*THE TASK*
Reproduce every line of the material below, but drop the pictures.

*DATASET RECORDS*

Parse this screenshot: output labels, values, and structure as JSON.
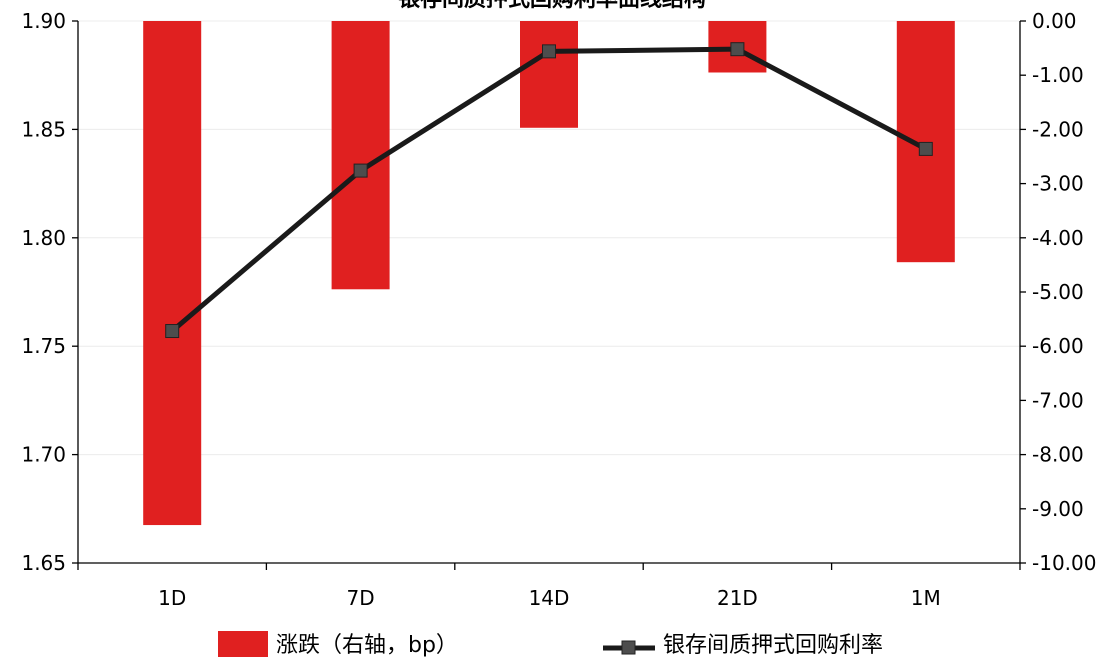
{
  "chart_data": {
    "type": "bar",
    "title": "银存间质押式回购利率曲线结构",
    "categories": [
      "1D",
      "7D",
      "14D",
      "21D",
      "1M"
    ],
    "series": [
      {
        "name": "涨跌（右轴，bp）",
        "type": "bar",
        "axis": "right",
        "color": "#E02020",
        "values": [
          -9.3,
          -4.95,
          -1.97,
          -0.95,
          -4.45
        ]
      },
      {
        "name": "银存间质押式回购利率",
        "type": "line",
        "axis": "left",
        "color": "#1a1a1a",
        "marker_color": "#4d4d4d",
        "values": [
          1.757,
          1.831,
          1.886,
          1.887,
          1.841
        ]
      }
    ],
    "y_left": {
      "lim": [
        1.65,
        1.9
      ],
      "ticks": [
        "1.65",
        "1.70",
        "1.75",
        "1.80",
        "1.85",
        "1.90"
      ]
    },
    "y_right": {
      "lim": [
        -10,
        0
      ],
      "ticks": [
        "0.00",
        "-1.00",
        "-2.00",
        "-3.00",
        "-4.00",
        "-5.00",
        "-6.00",
        "-7.00",
        "-8.00",
        "-9.00",
        "-10.00"
      ]
    },
    "grid": true,
    "legend": "bottom"
  }
}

*ANSWER TO THIS TASK*
Parse this screenshot: output labels, values, and structure as JSON.
{
  "chart_data": {
    "type": "bar",
    "title": "银存间质押式回购利率曲线结构",
    "categories": [
      "1D",
      "7D",
      "14D",
      "21D",
      "1M"
    ],
    "series": [
      {
        "name": "涨跌（右轴，bp）",
        "type": "bar",
        "axis": "right",
        "color": "#E02020",
        "values": [
          -9.3,
          -4.95,
          -1.97,
          -0.95,
          -4.45
        ]
      },
      {
        "name": "银存间质押式回购利率",
        "type": "line",
        "axis": "left",
        "color": "#1a1a1a",
        "marker_color": "#4d4d4d",
        "values": [
          1.757,
          1.831,
          1.886,
          1.887,
          1.841
        ]
      }
    ],
    "y_left": {
      "lim": [
        1.65,
        1.9
      ],
      "ticks": [
        "1.65",
        "1.70",
        "1.75",
        "1.80",
        "1.85",
        "1.90"
      ]
    },
    "y_right": {
      "lim": [
        -10,
        0
      ],
      "ticks": [
        "0.00",
        "-1.00",
        "-2.00",
        "-3.00",
        "-4.00",
        "-5.00",
        "-6.00",
        "-7.00",
        "-8.00",
        "-9.00",
        "-10.00"
      ]
    },
    "grid": true,
    "legend": "bottom"
  }
}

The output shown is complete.